- [Goal]:
Retype the whole listing, please, keeping every line exact and dropping the pictures.

- [Rows]:
-*-*-
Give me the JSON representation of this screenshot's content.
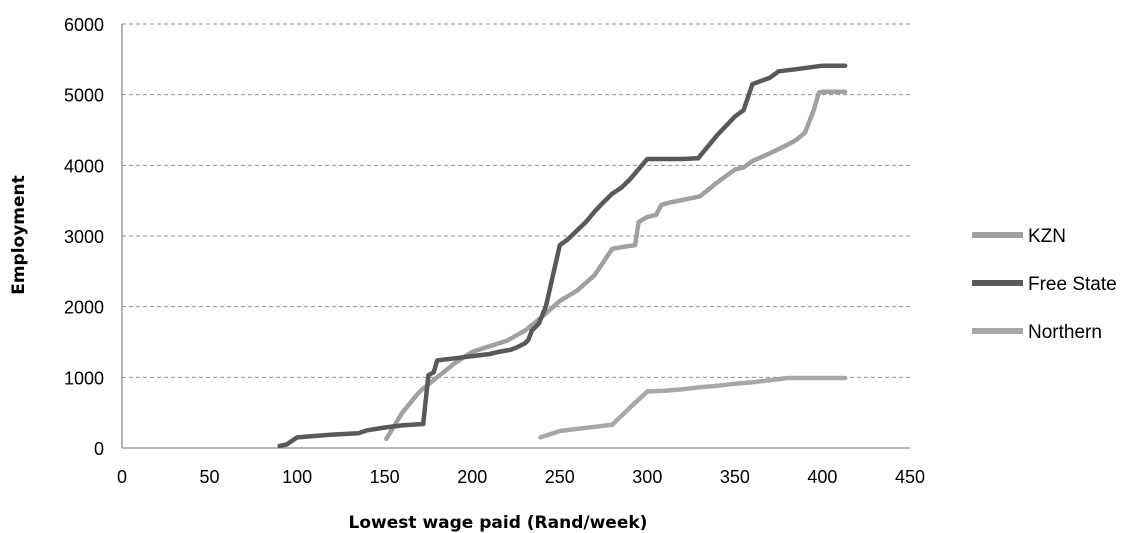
{
  "chart_data": {
    "type": "line",
    "xlabel": "Lowest wage paid (Rand/week)",
    "ylabel": "Employment",
    "xlim": [
      0,
      450
    ],
    "ylim": [
      0,
      6000
    ],
    "xticks": [
      0,
      50,
      100,
      150,
      200,
      250,
      300,
      350,
      400,
      450
    ],
    "yticks": [
      0,
      1000,
      2000,
      3000,
      4000,
      5000,
      6000
    ],
    "grid": "horizontal dashed",
    "legend_position": "right",
    "series": [
      {
        "name": "KZN",
        "color": "#a0a0a0",
        "x": [
          151,
          160,
          170,
          180,
          190,
          200,
          210,
          220,
          230,
          240,
          250,
          260,
          270,
          280,
          290,
          293,
          295,
          300,
          305,
          308,
          312,
          320,
          330,
          340,
          350,
          355,
          360,
          370,
          380,
          385,
          390,
          395,
          398,
          400,
          413
        ],
        "y": [
          130,
          500,
          800,
          1000,
          1200,
          1360,
          1440,
          1520,
          1660,
          1860,
          2080,
          2230,
          2450,
          2820,
          2860,
          2870,
          3200,
          3270,
          3300,
          3440,
          3470,
          3510,
          3560,
          3760,
          3940,
          3970,
          4060,
          4170,
          4290,
          4360,
          4460,
          4780,
          5030,
          5040,
          5040
        ]
      },
      {
        "name": "Free State",
        "color": "#595959",
        "x": [
          90,
          94,
          97,
          100,
          110,
          120,
          135,
          140,
          150,
          160,
          172,
          175,
          178,
          180,
          190,
          200,
          210,
          215,
          222,
          226,
          230,
          232,
          234,
          238,
          242,
          250,
          255,
          260,
          265,
          270,
          275,
          280,
          285,
          290,
          300,
          310,
          320,
          329,
          340,
          350,
          355,
          360,
          370,
          375,
          385,
          400,
          413
        ],
        "y": [
          30,
          50,
          100,
          150,
          170,
          190,
          210,
          250,
          290,
          320,
          340,
          1030,
          1070,
          1240,
          1270,
          1300,
          1330,
          1360,
          1390,
          1430,
          1480,
          1530,
          1660,
          1760,
          2000,
          2870,
          2960,
          3080,
          3200,
          3350,
          3480,
          3600,
          3680,
          3800,
          4090,
          4090,
          4090,
          4100,
          4430,
          4690,
          4780,
          5150,
          5240,
          5330,
          5360,
          5410,
          5410
        ]
      },
      {
        "name": "Northern",
        "color": "#a8a8a8",
        "x": [
          239,
          250,
          260,
          270,
          280,
          290,
          300,
          310,
          320,
          330,
          340,
          350,
          360,
          370,
          380,
          390,
          400,
          413
        ],
        "y": [
          150,
          240,
          270,
          300,
          330,
          570,
          800,
          810,
          830,
          860,
          880,
          910,
          930,
          960,
          990,
          990,
          990,
          990
        ]
      }
    ]
  }
}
-*-*-
- [Exercise answer]:
Give me the JSON representation of this screenshot's content.
{
  "chart_data": {
    "type": "line",
    "xlabel": "Lowest wage paid (Rand/week)",
    "ylabel": "Employment",
    "xlim": [
      0,
      450
    ],
    "ylim": [
      0,
      6000
    ],
    "xticks": [
      0,
      50,
      100,
      150,
      200,
      250,
      300,
      350,
      400,
      450
    ],
    "yticks": [
      0,
      1000,
      2000,
      3000,
      4000,
      5000,
      6000
    ],
    "grid": "horizontal dashed",
    "legend_position": "right",
    "series": [
      {
        "name": "KZN",
        "color": "#a0a0a0",
        "x": [
          151,
          160,
          170,
          180,
          190,
          200,
          210,
          220,
          230,
          240,
          250,
          260,
          270,
          280,
          290,
          293,
          295,
          300,
          305,
          308,
          312,
          320,
          330,
          340,
          350,
          355,
          360,
          370,
          380,
          385,
          390,
          395,
          398,
          400,
          413
        ],
        "y": [
          130,
          500,
          800,
          1000,
          1200,
          1360,
          1440,
          1520,
          1660,
          1860,
          2080,
          2230,
          2450,
          2820,
          2860,
          2870,
          3200,
          3270,
          3300,
          3440,
          3470,
          3510,
          3560,
          3760,
          3940,
          3970,
          4060,
          4170,
          4290,
          4360,
          4460,
          4780,
          5030,
          5040,
          5040
        ]
      },
      {
        "name": "Free State",
        "color": "#595959",
        "x": [
          90,
          94,
          97,
          100,
          110,
          120,
          135,
          140,
          150,
          160,
          172,
          175,
          178,
          180,
          190,
          200,
          210,
          215,
          222,
          226,
          230,
          232,
          234,
          238,
          242,
          250,
          255,
          260,
          265,
          270,
          275,
          280,
          285,
          290,
          300,
          310,
          320,
          329,
          340,
          350,
          355,
          360,
          370,
          375,
          385,
          400,
          413
        ],
        "y": [
          30,
          50,
          100,
          150,
          170,
          190,
          210,
          250,
          290,
          320,
          340,
          1030,
          1070,
          1240,
          1270,
          1300,
          1330,
          1360,
          1390,
          1430,
          1480,
          1530,
          1660,
          1760,
          2000,
          2870,
          2960,
          3080,
          3200,
          3350,
          3480,
          3600,
          3680,
          3800,
          4090,
          4090,
          4090,
          4100,
          4430,
          4690,
          4780,
          5150,
          5240,
          5330,
          5360,
          5410,
          5410
        ]
      },
      {
        "name": "Northern",
        "color": "#a8a8a8",
        "x": [
          239,
          250,
          260,
          270,
          280,
          290,
          300,
          310,
          320,
          330,
          340,
          350,
          360,
          370,
          380,
          390,
          400,
          413
        ],
        "y": [
          150,
          240,
          270,
          300,
          330,
          570,
          800,
          810,
          830,
          860,
          880,
          910,
          930,
          960,
          990,
          990,
          990,
          990
        ]
      }
    ]
  }
}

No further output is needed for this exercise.